BEGIN Record excerpts

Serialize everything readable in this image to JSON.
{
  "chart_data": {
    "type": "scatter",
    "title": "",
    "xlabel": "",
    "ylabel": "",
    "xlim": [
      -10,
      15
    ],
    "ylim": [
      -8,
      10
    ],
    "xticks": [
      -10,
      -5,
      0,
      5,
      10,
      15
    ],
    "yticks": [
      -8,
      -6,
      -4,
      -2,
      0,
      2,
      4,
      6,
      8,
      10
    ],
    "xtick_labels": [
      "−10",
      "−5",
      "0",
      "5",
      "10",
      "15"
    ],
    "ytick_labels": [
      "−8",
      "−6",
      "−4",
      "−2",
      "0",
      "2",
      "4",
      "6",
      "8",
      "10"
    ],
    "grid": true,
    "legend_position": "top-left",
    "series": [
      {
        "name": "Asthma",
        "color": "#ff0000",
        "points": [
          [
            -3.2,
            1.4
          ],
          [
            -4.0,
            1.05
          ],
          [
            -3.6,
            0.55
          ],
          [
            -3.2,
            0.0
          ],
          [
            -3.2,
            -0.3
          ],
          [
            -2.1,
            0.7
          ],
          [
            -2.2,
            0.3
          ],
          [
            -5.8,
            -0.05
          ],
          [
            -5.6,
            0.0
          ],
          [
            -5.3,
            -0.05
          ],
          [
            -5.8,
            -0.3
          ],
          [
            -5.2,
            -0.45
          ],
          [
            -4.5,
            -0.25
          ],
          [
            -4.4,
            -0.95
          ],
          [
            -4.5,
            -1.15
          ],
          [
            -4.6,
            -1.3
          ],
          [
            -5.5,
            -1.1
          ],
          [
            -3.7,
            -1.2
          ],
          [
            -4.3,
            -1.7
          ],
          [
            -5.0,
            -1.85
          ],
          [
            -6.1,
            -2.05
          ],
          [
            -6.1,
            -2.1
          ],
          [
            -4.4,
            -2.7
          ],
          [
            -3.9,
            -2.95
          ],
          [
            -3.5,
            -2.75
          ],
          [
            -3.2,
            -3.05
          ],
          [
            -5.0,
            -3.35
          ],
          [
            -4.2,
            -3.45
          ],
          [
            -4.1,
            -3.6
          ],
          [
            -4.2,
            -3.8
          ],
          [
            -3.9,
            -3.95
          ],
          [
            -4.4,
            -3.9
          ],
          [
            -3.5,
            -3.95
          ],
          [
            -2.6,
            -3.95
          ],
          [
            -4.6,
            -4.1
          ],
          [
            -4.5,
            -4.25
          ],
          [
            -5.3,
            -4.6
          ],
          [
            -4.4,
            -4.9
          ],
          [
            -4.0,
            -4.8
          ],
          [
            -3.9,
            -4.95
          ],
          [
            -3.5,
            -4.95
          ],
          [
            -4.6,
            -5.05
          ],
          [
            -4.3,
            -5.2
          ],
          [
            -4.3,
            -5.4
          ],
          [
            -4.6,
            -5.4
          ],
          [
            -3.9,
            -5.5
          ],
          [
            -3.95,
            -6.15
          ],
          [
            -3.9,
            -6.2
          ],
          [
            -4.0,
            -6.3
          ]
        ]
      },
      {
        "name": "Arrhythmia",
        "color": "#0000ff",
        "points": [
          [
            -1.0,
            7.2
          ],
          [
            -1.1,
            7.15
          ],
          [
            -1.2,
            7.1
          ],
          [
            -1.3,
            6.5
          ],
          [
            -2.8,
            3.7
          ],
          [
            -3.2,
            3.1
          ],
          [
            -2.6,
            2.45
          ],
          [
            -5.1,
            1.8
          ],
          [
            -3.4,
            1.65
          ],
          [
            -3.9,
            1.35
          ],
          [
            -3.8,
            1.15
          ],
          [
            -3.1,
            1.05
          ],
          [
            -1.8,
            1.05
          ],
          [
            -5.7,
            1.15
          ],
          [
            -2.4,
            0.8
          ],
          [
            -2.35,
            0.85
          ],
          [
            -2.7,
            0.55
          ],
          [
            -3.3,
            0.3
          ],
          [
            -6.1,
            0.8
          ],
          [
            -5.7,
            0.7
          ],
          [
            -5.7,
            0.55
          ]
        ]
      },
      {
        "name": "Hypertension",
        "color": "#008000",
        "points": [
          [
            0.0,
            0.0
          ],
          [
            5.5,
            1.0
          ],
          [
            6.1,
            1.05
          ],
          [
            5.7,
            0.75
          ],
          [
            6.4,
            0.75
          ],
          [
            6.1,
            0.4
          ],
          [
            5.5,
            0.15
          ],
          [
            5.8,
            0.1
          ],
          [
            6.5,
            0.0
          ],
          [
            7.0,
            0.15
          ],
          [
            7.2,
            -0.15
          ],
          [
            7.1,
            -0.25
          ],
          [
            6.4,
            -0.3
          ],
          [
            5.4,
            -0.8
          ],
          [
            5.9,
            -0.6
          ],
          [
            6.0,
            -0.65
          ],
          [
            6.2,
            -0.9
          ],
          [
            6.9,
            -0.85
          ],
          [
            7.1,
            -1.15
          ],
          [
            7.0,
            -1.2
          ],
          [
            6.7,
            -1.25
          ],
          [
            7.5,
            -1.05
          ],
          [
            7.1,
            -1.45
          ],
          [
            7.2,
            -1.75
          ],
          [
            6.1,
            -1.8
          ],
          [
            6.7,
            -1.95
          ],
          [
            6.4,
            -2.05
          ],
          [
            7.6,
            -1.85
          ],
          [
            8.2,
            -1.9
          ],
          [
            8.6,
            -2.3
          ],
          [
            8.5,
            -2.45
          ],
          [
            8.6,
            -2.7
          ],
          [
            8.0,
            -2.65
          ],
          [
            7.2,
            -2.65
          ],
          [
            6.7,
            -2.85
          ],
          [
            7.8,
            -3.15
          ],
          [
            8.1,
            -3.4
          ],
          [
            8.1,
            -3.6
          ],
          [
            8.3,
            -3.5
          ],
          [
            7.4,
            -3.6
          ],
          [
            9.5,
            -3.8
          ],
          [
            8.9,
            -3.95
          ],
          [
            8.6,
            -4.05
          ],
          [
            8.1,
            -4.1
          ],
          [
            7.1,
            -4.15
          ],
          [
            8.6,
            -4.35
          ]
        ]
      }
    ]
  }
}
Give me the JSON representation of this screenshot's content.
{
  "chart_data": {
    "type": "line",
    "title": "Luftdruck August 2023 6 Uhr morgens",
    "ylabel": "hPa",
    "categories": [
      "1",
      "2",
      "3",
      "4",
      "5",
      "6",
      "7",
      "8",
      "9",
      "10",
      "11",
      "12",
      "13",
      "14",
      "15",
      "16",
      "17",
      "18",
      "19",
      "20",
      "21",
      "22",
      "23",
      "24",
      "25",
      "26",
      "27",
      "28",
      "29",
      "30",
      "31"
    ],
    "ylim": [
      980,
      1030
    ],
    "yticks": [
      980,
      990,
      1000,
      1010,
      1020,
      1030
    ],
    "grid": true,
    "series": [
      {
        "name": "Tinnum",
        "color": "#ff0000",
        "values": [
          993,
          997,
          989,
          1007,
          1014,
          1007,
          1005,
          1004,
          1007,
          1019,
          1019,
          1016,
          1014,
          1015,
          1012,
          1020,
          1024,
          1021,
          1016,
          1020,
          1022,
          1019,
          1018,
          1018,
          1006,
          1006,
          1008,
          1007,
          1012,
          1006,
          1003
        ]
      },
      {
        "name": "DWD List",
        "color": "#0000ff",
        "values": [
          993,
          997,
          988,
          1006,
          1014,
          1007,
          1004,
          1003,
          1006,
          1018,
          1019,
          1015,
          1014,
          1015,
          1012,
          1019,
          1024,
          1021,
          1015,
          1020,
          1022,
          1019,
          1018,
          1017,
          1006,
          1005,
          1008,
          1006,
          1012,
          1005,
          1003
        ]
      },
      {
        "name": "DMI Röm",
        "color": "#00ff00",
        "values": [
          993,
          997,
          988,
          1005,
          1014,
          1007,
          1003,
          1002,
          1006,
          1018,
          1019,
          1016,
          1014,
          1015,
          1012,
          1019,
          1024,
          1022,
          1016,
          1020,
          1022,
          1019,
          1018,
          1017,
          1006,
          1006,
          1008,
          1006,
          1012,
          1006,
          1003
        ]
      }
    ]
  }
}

END Record excerpts

Identify the lines of the data that contain the word "JSON". Copy each of them.

_Finished task_
Serialize everything readable in this image to JSON.
Give me the JSON representation of this screenshot's content.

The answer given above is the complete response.